THE TASK => Copy the listing below line for line, leaving out the picture.
%%
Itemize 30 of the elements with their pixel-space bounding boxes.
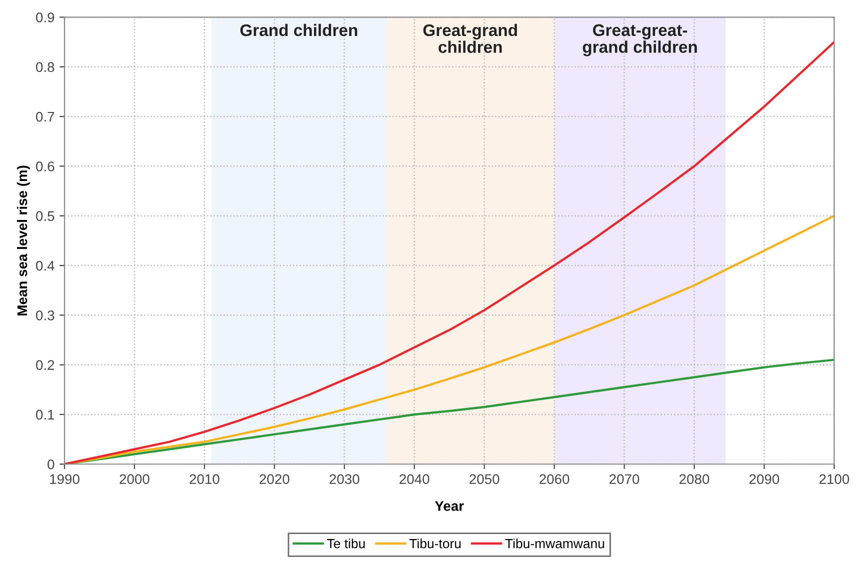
- x-tick-label: 2080: [680, 474, 710, 484]
- x-tick-label: 2030: [330, 474, 360, 484]
- x-axis-title: Year: [434, 501, 464, 511]
- y-tick-label: 0.4: [36, 260, 54, 271]
- y-tick-label: 0.8: [36, 62, 54, 72]
- y-tick-label: 0.1: [36, 410, 54, 420]
- x-tick-label: 2060: [540, 474, 570, 484]
- x-tick-label: 2090: [749, 474, 780, 484]
- x-tick-label: 2100: [819, 474, 850, 484]
- x-tick-label: 2040: [400, 474, 430, 484]
- x-tick-label: 2010: [190, 474, 220, 484]
- band-label: Great-grand children: [423, 24, 517, 53]
- y-tick-label: 0.7: [36, 112, 54, 122]
- y-tick-label: 0.2: [36, 360, 54, 370]
- band-label: Great-great- grand children: [582, 24, 697, 56]
- y-tick-label: 0.9: [36, 12, 54, 22]
- band-label: Grand children: [240, 24, 358, 36]
- x-tick-label: 2070: [610, 474, 640, 484]
- y-tick-label: 0: [48, 459, 54, 470]
- x-tick-label: 2050: [470, 474, 500, 484]
- legend-label: Te tibu: [327, 538, 365, 548]
- legend-label: Tibu-mwamwanu: [505, 538, 604, 548]
- legend-label: Tibu-toru: [409, 538, 461, 548]
- y-tick-label: 0.5: [36, 211, 54, 221]
- y-tick-label: 0.3: [36, 310, 54, 320]
- x-tick-label: 2020: [260, 474, 290, 484]
- y-tick-label: 0.6: [36, 162, 54, 172]
- x-tick-label: 2000: [120, 474, 150, 484]
- x-tick-label: 1990: [50, 474, 80, 484]
- y-axis-title: Mean sea level rise (m): [16, 166, 30, 316]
%%
TASK OUTPUT =>
Itemize 30 of the elements with their pixel-space bounding boxes.
- x-tick-label: 2080: [680, 474, 710, 484]
- x-tick-label: 2030: [330, 474, 360, 484]
- x-axis-title: Year: [434, 501, 464, 511]
- y-tick-label: 0.4: [36, 260, 54, 271]
- y-tick-label: 0.8: [36, 62, 54, 72]
- y-tick-label: 0.1: [36, 410, 54, 420]
- x-tick-label: 2060: [540, 474, 570, 484]
- x-tick-label: 2090: [749, 474, 780, 484]
- x-tick-label: 2100: [819, 474, 850, 484]
- x-tick-label: 2040: [400, 474, 430, 484]
- x-tick-label: 2010: [190, 474, 220, 484]
- band-label: Great-grand children: [423, 24, 517, 53]
- y-tick-label: 0.7: [36, 112, 54, 122]
- y-tick-label: 0.2: [36, 360, 54, 370]
- band-label: Great-great- grand children: [582, 24, 697, 56]
- y-tick-label: 0.9: [36, 12, 54, 22]
- band-label: Grand children: [240, 24, 358, 36]
- x-tick-label: 2070: [610, 474, 640, 484]
- y-tick-label: 0: [48, 459, 54, 470]
- x-tick-label: 2050: [470, 474, 500, 484]
- legend-label: Te tibu: [327, 538, 365, 548]
- legend-label: Tibu-mwamwanu: [505, 538, 604, 548]
- legend-label: Tibu-toru: [409, 538, 461, 548]
- y-tick-label: 0.5: [36, 211, 54, 221]
- y-tick-label: 0.3: [36, 310, 54, 320]
- x-tick-label: 2020: [260, 474, 290, 484]
- y-tick-label: 0.6: [36, 162, 54, 172]
- x-tick-label: 2000: [120, 474, 150, 484]
- x-tick-label: 1990: [50, 474, 80, 484]
- y-axis-title: Mean sea level rise (m): [16, 166, 30, 316]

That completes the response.